SET PROBLEM:
Reproduce every entry in the listing without alteration.

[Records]
***
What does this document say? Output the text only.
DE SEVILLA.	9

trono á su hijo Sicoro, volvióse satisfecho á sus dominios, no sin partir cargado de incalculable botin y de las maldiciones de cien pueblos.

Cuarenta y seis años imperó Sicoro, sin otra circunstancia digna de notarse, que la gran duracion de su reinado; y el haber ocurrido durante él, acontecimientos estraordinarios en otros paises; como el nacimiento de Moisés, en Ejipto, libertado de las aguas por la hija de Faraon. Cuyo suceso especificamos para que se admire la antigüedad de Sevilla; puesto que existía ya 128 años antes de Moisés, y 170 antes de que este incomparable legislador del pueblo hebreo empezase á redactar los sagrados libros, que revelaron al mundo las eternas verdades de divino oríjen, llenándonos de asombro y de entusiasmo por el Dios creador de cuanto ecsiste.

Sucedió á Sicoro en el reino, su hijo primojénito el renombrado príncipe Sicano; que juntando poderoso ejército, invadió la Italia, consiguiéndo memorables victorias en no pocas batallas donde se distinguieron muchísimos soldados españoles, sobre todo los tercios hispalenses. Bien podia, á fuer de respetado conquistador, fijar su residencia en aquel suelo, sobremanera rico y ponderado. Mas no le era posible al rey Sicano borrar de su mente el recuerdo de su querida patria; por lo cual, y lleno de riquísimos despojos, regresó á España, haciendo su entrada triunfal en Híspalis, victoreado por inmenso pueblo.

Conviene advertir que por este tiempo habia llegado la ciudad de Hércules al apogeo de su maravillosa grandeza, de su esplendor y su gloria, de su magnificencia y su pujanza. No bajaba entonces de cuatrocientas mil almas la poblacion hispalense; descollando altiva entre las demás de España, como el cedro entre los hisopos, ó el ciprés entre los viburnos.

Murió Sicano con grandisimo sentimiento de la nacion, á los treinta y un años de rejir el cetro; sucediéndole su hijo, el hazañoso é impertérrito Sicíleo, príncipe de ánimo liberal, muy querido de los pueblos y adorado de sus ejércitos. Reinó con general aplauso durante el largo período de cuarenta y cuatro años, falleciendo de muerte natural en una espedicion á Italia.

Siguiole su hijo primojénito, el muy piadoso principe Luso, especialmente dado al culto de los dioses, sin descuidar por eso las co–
***
RESPONSE TO THE EXERCISE:
What does this document say? Output the text only.
DE SEVILLA.	9

trono á su hijo Sicoro, volvióse satisfecho á sus dominios, no sin partir cargado de incalculable botin y de las maldiciones de cien pueblos.

Cuarenta y seis años imperó Sicoro, sin otra circunstancia digna de notarse, que la gran duracion de su reinado; y el haber ocurrido durante él, acontecimientos estraordinarios en otros paises; como el nacimiento de Moisés, en Ejipto, libertado de las aguas por la hija de Faraon. Cuyo suceso especificamos para que se admire la antigüedad de Sevilla; puesto que existía ya 128 años antes de Moisés, y 170 antes de que este incomparable legislador del pueblo hebreo empezase á redactar los sagrados libros, que revelaron al mundo las eternas verdades de divino oríjen, llenándonos de asombro y de entusiasmo por el Dios creador de cuanto ecsiste.

Sucedió á Sicoro en el reino, su hijo primojénito el renombrado príncipe Sicano; que juntando poderoso ejército, invadió la Italia, consiguiéndo memorables victorias en no pocas batallas donde se distinguieron muchísimos soldados españoles, sobre todo los tercios hispalenses. Bien podia, á fuer de respetado conquistador, fijar su residencia en aquel suelo, sobremanera rico y ponderado. Mas no le era posible al rey Sicano borrar de su mente el recuerdo de su querida patria; por lo cual, y lleno de riquísimos despojos, regresó á España, haciendo su entrada triunfal en Híspalis, victoreado por inmenso pueblo.

Conviene advertir que por este tiempo habia llegado la ciudad de Hércules al apogeo de su maravillosa grandeza, de su esplendor y su gloria, de su magnificencia y su pujanza. No bajaba entonces de cuatrocientas mil almas la poblacion hispalense; descollando altiva entre las demás de España, como el cedro entre los hisopos, ó el ciprés entre los viburnos.

Murió Sicano con grandisimo sentimiento de la nacion, á los treinta y un años de rejir el cetro; sucediéndole su hijo, el hazañoso é impertérrito Sicíleo, príncipe de ánimo liberal, muy querido de los pueblos y adorado de sus ejércitos. Reinó con general aplauso durante el largo período de cuarenta y cuatro años, falleciendo de muerte natural en una espedicion á Italia.

Siguiole su hijo primojénito, el muy piadoso principe Luso, especialmente dado al culto de los dioses, sin descuidar por eso las co–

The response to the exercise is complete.